## 課題の目的 1
レコードのうち、文字列「missing」を含む行をすべて、元のとおり書き写して列挙すること。大文字と小文字は区別する。
## 課題の目的 2
ギター試奏のインタビュー記事の抜粋を、最後の文の後から書き継ぐこと。

## 抜粋
——————

細部まで丁寧に仕上げられ、調整もしっかりと行なわれているんです。どのギターもそのように感じられるので、本当にすごいですよね。しかも、そんな製品が手の届く価格帯に落とし込まれているというのも魅力的です。組み込みの精度などの良さって、ネックを握った瞬間に伝わってきます。それは松本市の工場で製作されたモデルだけではなくて、海外で製作されて日本でセットアップされるJapan Tune-up Seriesのモデルであっても同じく感じるんです。ギター・メーカーとしてかなり努力されているのだと思います。
——では、今回有賀さんが試奏された大商談会モデルのインプレッションを聞かせてください。まずは和材の栃(トチ)を使ったMomoseのMT24-MV-TOCHI SP’23/NJの印象はいかがですか?
トチはメイプルに近い印象ですが、特徴的なフレイムの杢目にもなっていて、やっぱりディバイザーは良い材を使っているなと改めて感じました。ギターのデザインにもトチがばっちりとハマっている印象です。サウンドは明るくて抜けが良く、歪みのノリも良いですね。
——このモデルはModern Virtuoso Seriesとして、現代的なプレイにも適した仕様で製作されています。TLタイプながらピックアップはHSH配列となっていて、コイルタップができるのも特徴的です。有賀さんのように、多彩なスタイルを持つギタリストには使いやすいスペックなのではないでしょうか?

——————

## データ項目

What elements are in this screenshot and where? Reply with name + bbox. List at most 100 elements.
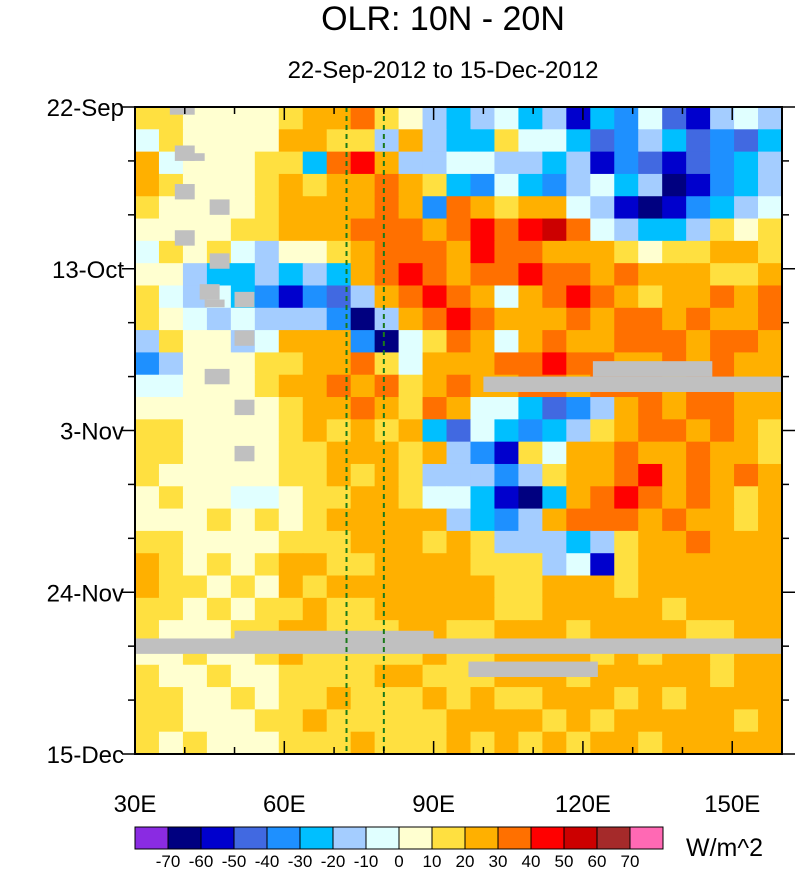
heat-cell [254, 330, 280, 354]
heat-cell [422, 508, 448, 532]
heat-cell [206, 463, 232, 487]
heat-cell [326, 151, 352, 175]
heat-cell [590, 687, 615, 710]
heat-cell [758, 285, 783, 309]
heat-cell [494, 263, 519, 287]
heat-cell [182, 486, 208, 510]
missing-data-patch [169, 107, 195, 115]
heat-cell [230, 486, 256, 510]
heat-cell [278, 530, 304, 554]
heat-cell [135, 285, 160, 309]
heat-cell [158, 687, 184, 710]
heat-cell [135, 687, 160, 710]
heat-cell [686, 330, 711, 354]
heat-cell [542, 687, 567, 710]
missing-data-patch [209, 253, 230, 269]
heat-cell [182, 463, 208, 487]
heat-cell [182, 374, 208, 398]
colorbar-swatch [530, 826, 565, 850]
missing-data-patch [174, 184, 195, 200]
heat-cell [566, 218, 591, 242]
heat-cell [566, 263, 591, 287]
heat-cell [470, 709, 496, 733]
heat-cell [566, 107, 591, 130]
heat-cell [422, 263, 448, 287]
heat-cell [135, 597, 160, 621]
heat-cell [302, 441, 328, 465]
heat-cell [638, 664, 663, 688]
heat-cell [494, 687, 519, 710]
heat-cell [278, 352, 304, 376]
heat-cell [326, 687, 352, 710]
heat-cell [422, 218, 448, 242]
heat-cell [278, 397, 304, 420]
heat-cell [350, 463, 376, 487]
heat-cell [326, 173, 352, 197]
heat-cell [206, 664, 232, 688]
missing-data-patch [204, 368, 230, 385]
heat-cell [422, 731, 448, 755]
heat-cell [302, 196, 328, 220]
heat-cell [254, 463, 280, 487]
heat-cell [278, 218, 304, 242]
heat-cell [422, 419, 448, 443]
heat-cell [446, 352, 472, 376]
heat-cell [158, 240, 184, 264]
colorbar-label: 0 [394, 852, 403, 869]
heat-cell [590, 240, 615, 264]
heat-cell [662, 307, 687, 331]
heat-cell [518, 419, 543, 443]
heat-cell [494, 463, 519, 487]
heat-cell [326, 330, 352, 354]
heat-cell [542, 486, 567, 510]
heat-cell [158, 307, 184, 331]
heat-cell [518, 352, 543, 376]
heat-cell [398, 352, 424, 376]
heat-cell [638, 530, 663, 554]
heat-cell [710, 530, 735, 554]
heat-cell [422, 173, 448, 197]
heat-cell [302, 307, 328, 331]
heat-cell [758, 597, 783, 621]
heat-cell [182, 597, 208, 621]
heat-cell [206, 419, 232, 443]
heat-cell [710, 240, 735, 264]
heat-cell [638, 107, 663, 130]
heat-cell [350, 597, 376, 621]
heat-cell [758, 196, 783, 220]
colorbar: -70 -60 -50 -40 -30 -20 -10 0 10 20 30 40 50 60 70 [134, 826, 664, 869]
heat-cell [278, 553, 304, 577]
heat-cell [542, 129, 567, 153]
heat-cell [182, 240, 208, 264]
heat-cell [158, 486, 184, 510]
heat-cell [518, 330, 543, 354]
heat-cell [590, 731, 615, 755]
heat-cell [734, 397, 759, 420]
heat-cell [710, 285, 735, 309]
heat-cell [662, 419, 687, 443]
colorbar-label: -50 [222, 852, 247, 869]
heat-cell [638, 218, 663, 242]
heat-cell [518, 687, 543, 710]
heat-cell [374, 508, 400, 532]
heat-cell [662, 263, 687, 287]
heat-cell [158, 263, 184, 287]
heat-cell [686, 687, 711, 710]
heat-cell [422, 664, 448, 688]
heat-cell [278, 240, 304, 264]
heat-cell [350, 441, 376, 465]
heat-cell [638, 441, 663, 465]
heat-cell [566, 173, 591, 197]
heat-cell [566, 508, 591, 532]
heat-cell [398, 374, 424, 398]
heat-cell [158, 441, 184, 465]
heat-cell [758, 419, 783, 443]
heat-cell [230, 107, 256, 130]
heat-cell [686, 508, 711, 532]
heat-cell [206, 218, 232, 242]
missing-data-patch [234, 630, 434, 647]
heat-cell [494, 597, 519, 621]
heat-cell [542, 218, 567, 242]
heat-cell [734, 285, 759, 309]
heat-cell [518, 441, 543, 465]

——————

## 回答文 1
missing-data-patch [169, 107, 195, 115]
missing-data-patch [209, 253, 230, 269]
missing-data-patch [174, 184, 195, 200]
missing-data-patch [204, 368, 230, 385]
missing-data-patch [234, 630, 434, 647]

## 回答文 2
トレモロも付いていて、さらに24fにもなっているという、“全部のせ”なギターですね。この1本があれば、どんな現場やジャンルでも対応できると思います。コイルタップ時も単純に音が細くなるような感じではなく、しっかりとシングルコイルの良い特徴が出てくれるので積極的に使いたいサウンドです。“ボディ・シェイプはTLタイプが好きだけど、STタイプのサウンドが好き”という方も結構いますし、そういうギタリストには特にハマりそうですね。
——続いては同じくトチを使ったSeventySevenのモデル、STORK-TOCHI PP-SP’23/NJです。
さっきのMomoseモデルと同じく、トチの杢目がキレイに出たギターです。明るいサウンドも共通していると感じました。ホロウ・ボディは低域が膨らんで高域が控えめになりがちですが、トチとの相性が良く、抜けもあって低域も出るという“いいとこ取り”なサウンドになっています。
——有賀さんのスタイルにしっくり来ている印象でした。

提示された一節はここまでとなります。